+++ EXTRACTED ENTRIES

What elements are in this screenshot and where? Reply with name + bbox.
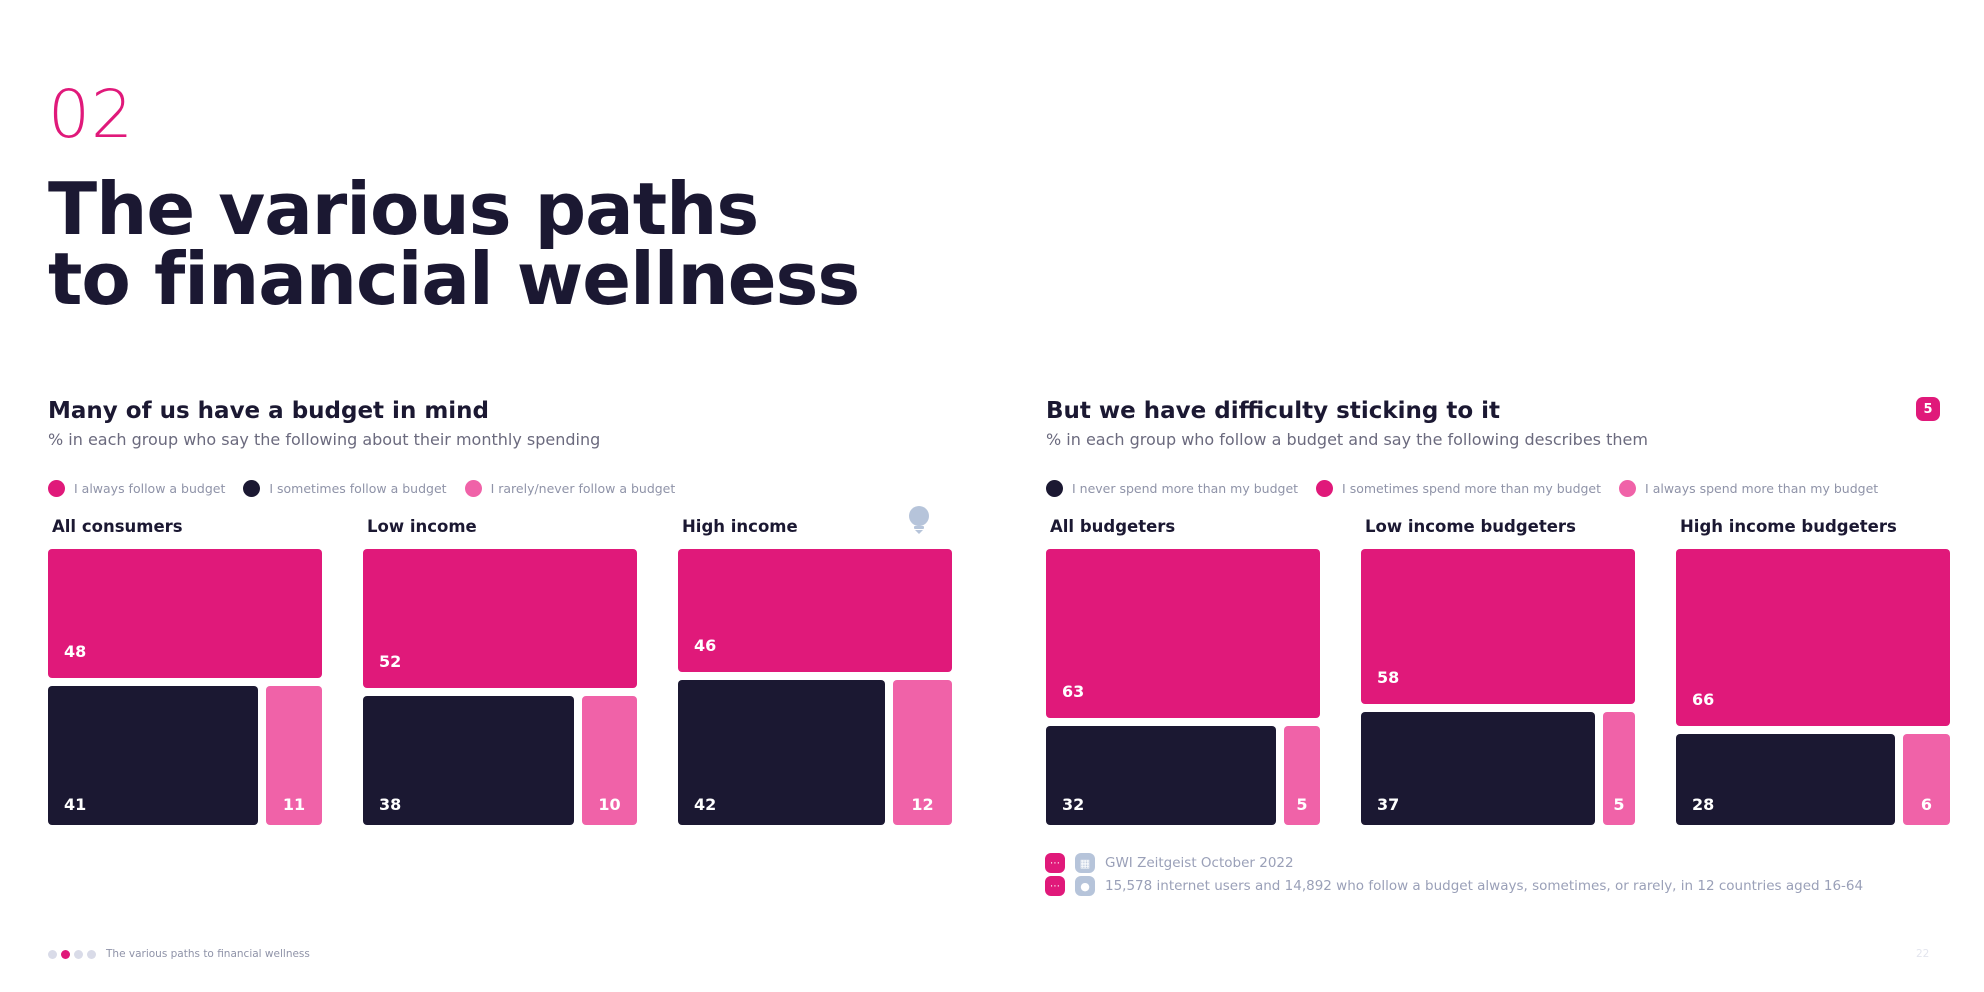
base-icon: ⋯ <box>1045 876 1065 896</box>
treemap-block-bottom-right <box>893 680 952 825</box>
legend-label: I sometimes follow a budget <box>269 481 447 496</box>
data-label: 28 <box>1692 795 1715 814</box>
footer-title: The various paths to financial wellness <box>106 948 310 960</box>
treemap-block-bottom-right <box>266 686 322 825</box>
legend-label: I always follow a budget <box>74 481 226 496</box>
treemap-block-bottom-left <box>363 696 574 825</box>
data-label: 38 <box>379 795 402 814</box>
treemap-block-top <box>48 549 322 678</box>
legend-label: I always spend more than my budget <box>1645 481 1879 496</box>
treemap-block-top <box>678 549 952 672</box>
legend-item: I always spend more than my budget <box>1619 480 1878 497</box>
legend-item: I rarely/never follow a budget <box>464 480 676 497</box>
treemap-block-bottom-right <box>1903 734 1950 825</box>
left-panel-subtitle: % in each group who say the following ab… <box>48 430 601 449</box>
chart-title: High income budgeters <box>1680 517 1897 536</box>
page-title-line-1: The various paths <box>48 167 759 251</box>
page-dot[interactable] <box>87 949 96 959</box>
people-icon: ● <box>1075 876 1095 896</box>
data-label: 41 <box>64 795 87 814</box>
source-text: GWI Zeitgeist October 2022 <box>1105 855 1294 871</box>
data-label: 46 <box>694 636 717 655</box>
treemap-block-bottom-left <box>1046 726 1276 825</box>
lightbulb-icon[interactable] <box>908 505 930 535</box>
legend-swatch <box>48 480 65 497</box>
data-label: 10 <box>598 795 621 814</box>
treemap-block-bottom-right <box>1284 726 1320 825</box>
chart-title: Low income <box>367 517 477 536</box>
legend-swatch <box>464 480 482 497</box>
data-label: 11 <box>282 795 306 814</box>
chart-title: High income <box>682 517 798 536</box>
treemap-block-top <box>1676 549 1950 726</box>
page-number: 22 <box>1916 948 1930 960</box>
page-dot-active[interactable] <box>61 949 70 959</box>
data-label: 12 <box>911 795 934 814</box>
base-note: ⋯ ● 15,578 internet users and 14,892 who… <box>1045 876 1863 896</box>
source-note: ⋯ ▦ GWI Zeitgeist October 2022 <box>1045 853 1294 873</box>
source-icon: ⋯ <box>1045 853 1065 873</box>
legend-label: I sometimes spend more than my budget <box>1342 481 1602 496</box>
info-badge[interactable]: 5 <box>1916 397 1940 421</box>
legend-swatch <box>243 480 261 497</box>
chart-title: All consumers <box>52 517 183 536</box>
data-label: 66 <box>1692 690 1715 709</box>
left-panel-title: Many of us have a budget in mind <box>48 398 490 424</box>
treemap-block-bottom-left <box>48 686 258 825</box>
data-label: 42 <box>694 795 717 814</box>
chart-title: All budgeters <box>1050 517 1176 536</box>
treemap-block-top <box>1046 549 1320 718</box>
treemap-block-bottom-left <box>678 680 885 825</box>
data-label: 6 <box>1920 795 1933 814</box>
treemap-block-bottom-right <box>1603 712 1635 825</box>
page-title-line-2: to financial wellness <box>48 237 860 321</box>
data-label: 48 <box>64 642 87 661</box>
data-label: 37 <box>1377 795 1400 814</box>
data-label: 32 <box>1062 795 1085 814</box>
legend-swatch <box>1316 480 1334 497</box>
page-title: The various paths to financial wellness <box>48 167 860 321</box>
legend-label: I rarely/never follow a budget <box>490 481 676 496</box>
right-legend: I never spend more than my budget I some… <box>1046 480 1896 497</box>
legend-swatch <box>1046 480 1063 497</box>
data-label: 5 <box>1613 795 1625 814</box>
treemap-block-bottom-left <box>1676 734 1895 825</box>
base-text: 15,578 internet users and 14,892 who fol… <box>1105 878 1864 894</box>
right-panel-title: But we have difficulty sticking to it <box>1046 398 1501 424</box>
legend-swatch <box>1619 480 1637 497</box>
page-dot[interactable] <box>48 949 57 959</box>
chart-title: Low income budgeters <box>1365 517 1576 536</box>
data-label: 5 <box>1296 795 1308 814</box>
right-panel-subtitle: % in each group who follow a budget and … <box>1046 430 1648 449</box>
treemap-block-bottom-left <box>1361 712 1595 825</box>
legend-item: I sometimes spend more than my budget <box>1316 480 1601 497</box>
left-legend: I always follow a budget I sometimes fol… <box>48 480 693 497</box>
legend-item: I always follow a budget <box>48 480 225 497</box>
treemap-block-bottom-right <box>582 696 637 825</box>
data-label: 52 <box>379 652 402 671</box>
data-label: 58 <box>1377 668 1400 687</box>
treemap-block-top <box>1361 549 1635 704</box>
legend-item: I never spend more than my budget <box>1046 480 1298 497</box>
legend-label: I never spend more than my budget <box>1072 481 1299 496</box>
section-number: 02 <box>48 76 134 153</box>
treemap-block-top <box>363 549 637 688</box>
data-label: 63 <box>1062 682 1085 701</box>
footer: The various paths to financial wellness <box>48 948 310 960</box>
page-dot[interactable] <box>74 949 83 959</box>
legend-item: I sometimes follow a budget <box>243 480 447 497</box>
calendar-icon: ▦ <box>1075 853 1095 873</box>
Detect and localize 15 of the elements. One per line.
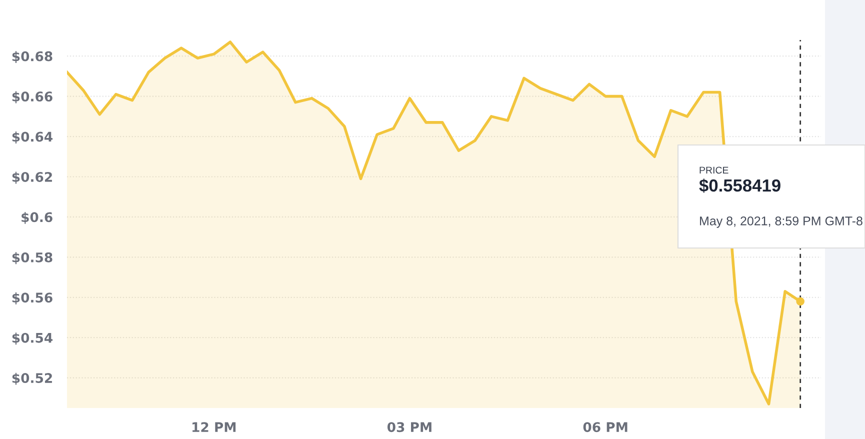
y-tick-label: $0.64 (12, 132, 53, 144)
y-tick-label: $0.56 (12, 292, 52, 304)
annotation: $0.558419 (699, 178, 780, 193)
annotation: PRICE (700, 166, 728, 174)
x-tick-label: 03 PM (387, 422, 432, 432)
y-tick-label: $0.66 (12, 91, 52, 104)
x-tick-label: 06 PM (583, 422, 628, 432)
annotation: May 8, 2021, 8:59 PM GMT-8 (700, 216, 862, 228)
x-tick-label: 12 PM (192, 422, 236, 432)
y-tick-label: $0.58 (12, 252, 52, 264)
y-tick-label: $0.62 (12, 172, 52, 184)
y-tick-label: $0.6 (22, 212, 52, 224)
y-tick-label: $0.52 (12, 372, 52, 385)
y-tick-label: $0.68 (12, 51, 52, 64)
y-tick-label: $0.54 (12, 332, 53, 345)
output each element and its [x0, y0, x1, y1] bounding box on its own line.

++++++

[INSTRUCTION]: Please copy out the lines of the records above, starting with the line that contains "y-tick-label: $0.64 (12, 132, 53, 144)" and running through the end of the records, both ends included, character for character.

[SOLUTION TO THIS PROBLEM]:
y-tick-label: $0.64 (12, 132, 53, 144)
y-tick-label: $0.56 (12, 292, 52, 304)
annotation: $0.558419 (699, 178, 780, 193)
annotation: PRICE (700, 166, 728, 174)
x-tick-label: 03 PM (387, 422, 432, 432)
y-tick-label: $0.66 (12, 91, 52, 104)
x-tick-label: 06 PM (583, 422, 628, 432)
annotation: May 8, 2021, 8:59 PM GMT-8 (700, 216, 862, 228)
x-tick-label: 12 PM (192, 422, 236, 432)
y-tick-label: $0.58 (12, 252, 52, 264)
y-tick-label: $0.62 (12, 172, 52, 184)
y-tick-label: $0.6 (22, 212, 52, 224)
y-tick-label: $0.52 (12, 372, 52, 385)
y-tick-label: $0.68 (12, 51, 52, 64)
y-tick-label: $0.54 (12, 332, 53, 345)
output each element and its [x0, y0, x1, y1] bounding box on its own line.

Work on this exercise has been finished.